**PROBLEM REQUIREMENTS**
Quote all of the entries word for word.

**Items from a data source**
## Begin
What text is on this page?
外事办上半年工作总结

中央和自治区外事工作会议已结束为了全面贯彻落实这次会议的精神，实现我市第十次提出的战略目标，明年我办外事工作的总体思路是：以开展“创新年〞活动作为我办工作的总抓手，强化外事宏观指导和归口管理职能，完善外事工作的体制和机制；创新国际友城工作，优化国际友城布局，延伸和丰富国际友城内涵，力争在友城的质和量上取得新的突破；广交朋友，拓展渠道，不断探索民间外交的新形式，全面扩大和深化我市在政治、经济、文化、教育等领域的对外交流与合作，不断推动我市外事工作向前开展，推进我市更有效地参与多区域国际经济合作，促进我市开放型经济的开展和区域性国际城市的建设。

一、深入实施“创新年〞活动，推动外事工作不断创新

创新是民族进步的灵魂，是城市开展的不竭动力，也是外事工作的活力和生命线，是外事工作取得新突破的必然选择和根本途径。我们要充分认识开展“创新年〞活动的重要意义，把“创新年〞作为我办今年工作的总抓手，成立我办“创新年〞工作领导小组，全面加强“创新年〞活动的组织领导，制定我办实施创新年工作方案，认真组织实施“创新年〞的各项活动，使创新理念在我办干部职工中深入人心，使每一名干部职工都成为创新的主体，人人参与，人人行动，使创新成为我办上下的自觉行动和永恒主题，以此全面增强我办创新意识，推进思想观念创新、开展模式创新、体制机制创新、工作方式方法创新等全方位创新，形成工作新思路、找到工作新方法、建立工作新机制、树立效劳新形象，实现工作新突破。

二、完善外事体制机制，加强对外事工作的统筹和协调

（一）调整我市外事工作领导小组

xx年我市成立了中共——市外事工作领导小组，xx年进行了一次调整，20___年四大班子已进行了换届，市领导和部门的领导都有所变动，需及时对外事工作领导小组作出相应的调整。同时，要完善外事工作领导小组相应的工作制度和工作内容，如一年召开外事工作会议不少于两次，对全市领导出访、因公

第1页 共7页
## End
**THE RESULT**
What text is on this page?
外事办上半年工作总结

中央和自治区外事工作会议已结束为了全面贯彻落实这次会议的精神，实现我市第十次提出的战略目标，明年我办外事工作的总体思路是：以开展“创新年〞活动作为我办工作的总抓手，强化外事宏观指导和归口管理职能，完善外事工作的体制和机制；创新国际友城工作，优化国际友城布局，延伸和丰富国际友城内涵，力争在友城的质和量上取得新的突破；广交朋友，拓展渠道，不断探索民间外交的新形式，全面扩大和深化我市在政治、经济、文化、教育等领域的对外交流与合作，不断推动我市外事工作向前开展，推进我市更有效地参与多区域国际经济合作，促进我市开放型经济的开展和区域性国际城市的建设。

一、深入实施“创新年〞活动，推动外事工作不断创新

创新是民族进步的灵魂，是城市开展的不竭动力，也是外事工作的活力和生命线，是外事工作取得新突破的必然选择和根本途径。我们要充分认识开展“创新年〞活动的重要意义，把“创新年〞作为我办今年工作的总抓手，成立我办“创新年〞工作领导小组，全面加强“创新年〞活动的组织领导，制定我办实施创新年工作方案，认真组织实施“创新年〞的各项活动，使创新理念在我办干部职工中深入人心，使每一名干部职工都成为创新的主体，人人参与，人人行动，使创新成为我办上下的自觉行动和永恒主题，以此全面增强我办创新意识，推进思想观念创新、开展模式创新、体制机制创新、工作方式方法创新等全方位创新，形成工作新思路、找到工作新方法、建立工作新机制、树立效劳新形象，实现工作新突破。

二、完善外事体制机制，加强对外事工作的统筹和协调

（一）调整我市外事工作领导小组

xx年我市成立了中共——市外事工作领导小组，xx年进行了一次调整，20___年四大班子已进行了换届，市领导和部门的领导都有所变动，需及时对外事工作领导小组作出相应的调整。同时，要完善外事工作领导小组相应的工作制度和工作内容，如一年召开外事工作会议不少于两次，对全市领导出访、因公

第1页 共7页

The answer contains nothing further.